# Selected extract:
···

# Stewing and the effects of divorce



## happysnappy (Jan 8, 2013)

This is gonna be long so I apologize ahead of time.

Back story. I'm a recovering codependent. Work in progress. Divorced an addict with zero regrets. I did everything I could in the end, it takes two. Dated the same man for 18 months on and off after my divorce. He had a lot of issues with trust and big walls. I was in a bad place when we started out and got better over time. In the end, it didn't work because he never wanted more than a casual committed relationship and ended up being the key to me realizing why I chose the men I have. In my past. I learned a lot. We communicated for a while but that is done. It just wasn't healthy for me and kept bringing back a lot of bad feelings.

···

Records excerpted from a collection
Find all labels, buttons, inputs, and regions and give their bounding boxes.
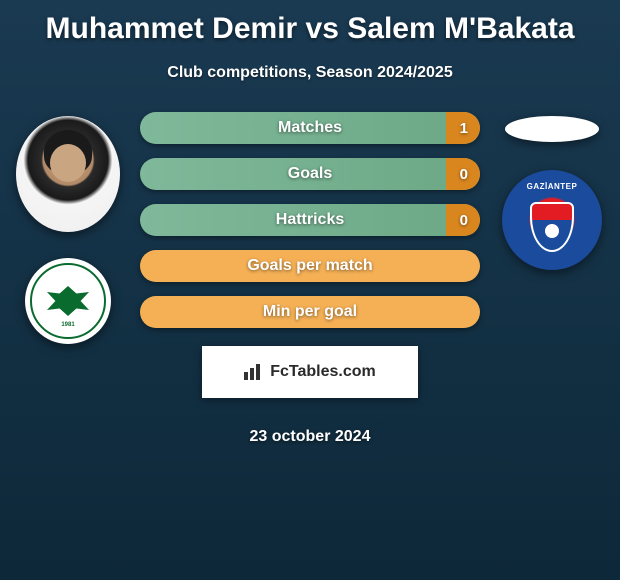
stat-value: 0 <box>460 212 468 229</box>
stat-label: Matches <box>278 119 342 137</box>
stat-label: Hattricks <box>276 211 344 229</box>
stat-label: Goals <box>288 165 332 183</box>
club-logo-gaziantep: GAZİANTEP <box>502 170 602 270</box>
eagle-icon <box>47 286 89 316</box>
stats-column: Matches 1 Goals 0 Hattricks 0 Goals per match M… <box>128 112 492 446</box>
right-column: GAZİANTEP <box>492 112 612 270</box>
club-year: 1981 <box>61 322 74 328</box>
stat-bar-min-per-goal: Min per goal <box>140 296 480 328</box>
chart-icon <box>244 364 264 380</box>
club-logo-konyaspor: 1981 <box>25 258 111 344</box>
stat-bar-goals: Goals 0 <box>140 158 480 190</box>
shield-icon <box>530 202 574 252</box>
comparison-row: 1981 Matches 1 Goals 0 Hattricks 0 Goals per m… <box>0 112 620 446</box>
stat-bar-hattricks: Hattricks 0 <box>140 204 480 236</box>
brand-box: FcTables.com <box>202 346 418 398</box>
stat-value: 0 <box>460 166 468 183</box>
club-name-right: GAZİANTEP <box>527 182 578 191</box>
stat-label: Min per goal <box>263 303 357 321</box>
date-label: 23 october 2024 <box>250 428 371 446</box>
stat-value: 1 <box>460 120 468 137</box>
page-subtitle: Club competitions, Season 2024/2025 <box>0 64 620 82</box>
stat-bar-goals-per-match: Goals per match <box>140 250 480 282</box>
player-avatar-left <box>16 116 120 232</box>
page-title: Muhammet Demir vs Salem M'Bakata <box>0 0 620 46</box>
player-avatar-right <box>505 116 599 142</box>
stat-bar-matches: Matches 1 <box>140 112 480 144</box>
stat-label: Goals per match <box>247 257 372 275</box>
left-column: 1981 <box>8 112 128 344</box>
brand-label: FcTables.com <box>270 363 376 381</box>
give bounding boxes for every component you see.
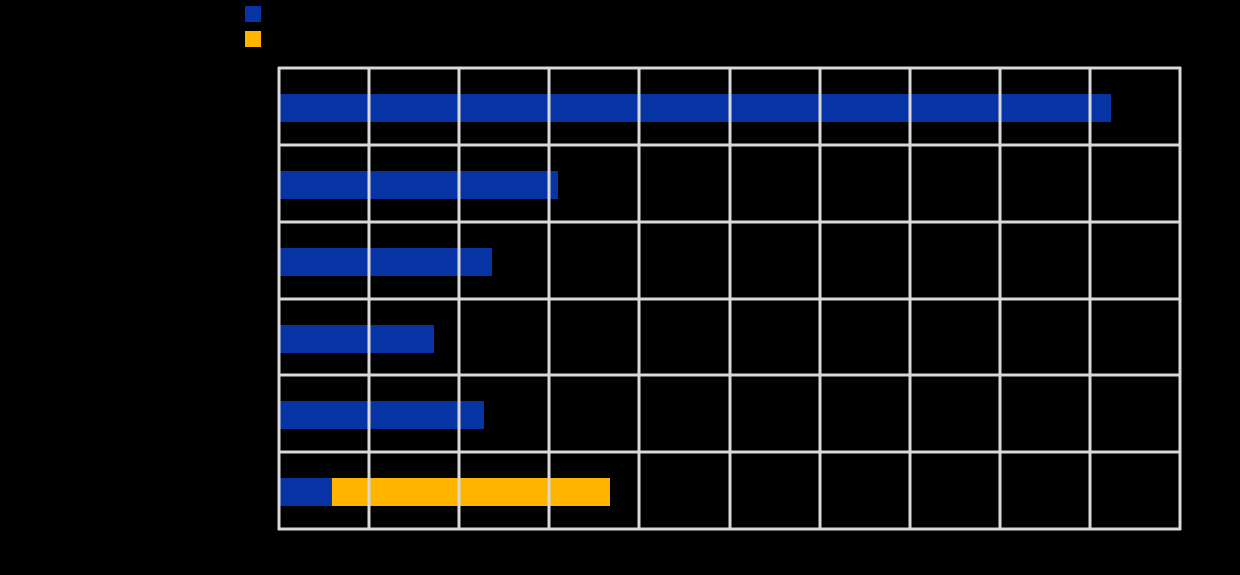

···

Could you carry the forum post on stewing and the effects of divorce forward, starting after its last sentence?

# Result of this task:
On to now. I have been dating someone for about 6 months. He has two teens and has been divorced for 7 years. The kids are amazing and I adore them. I have younger children. My oldest is the same age as his youngest. He has his kids every sat-sun when he's home. I have mine all but weds and thurs evenings and every other weekend. Not much us time to be had but we do pretty well considering the crazy schedules. We communicate incredibly well and get along great when we see each other. We live an hour apart

Now the really tough part. He travels for work. A lot! Usually gone 1-2 weeks at a time. I would say 75% travel but lately it's been more. When he leaves, the first week is tough. I miss him terribly. After that I still miss him but its easier. We have discussed long term goals and neither of us want to move for at least 6 years. This is where I struggle. I'm scared to death to invest 6 years only to find out he may not want more. That's a long time to spend with someone. Because of that past relationship I constantly question whether or not he really will be willing to move later or if I'm wasting my time and going to be crushed later. It's too soon to push it. But this is the crap I sit and think about. I have said a few things and tried to gauge his responses. I'm not getting any closer to knowing what to do.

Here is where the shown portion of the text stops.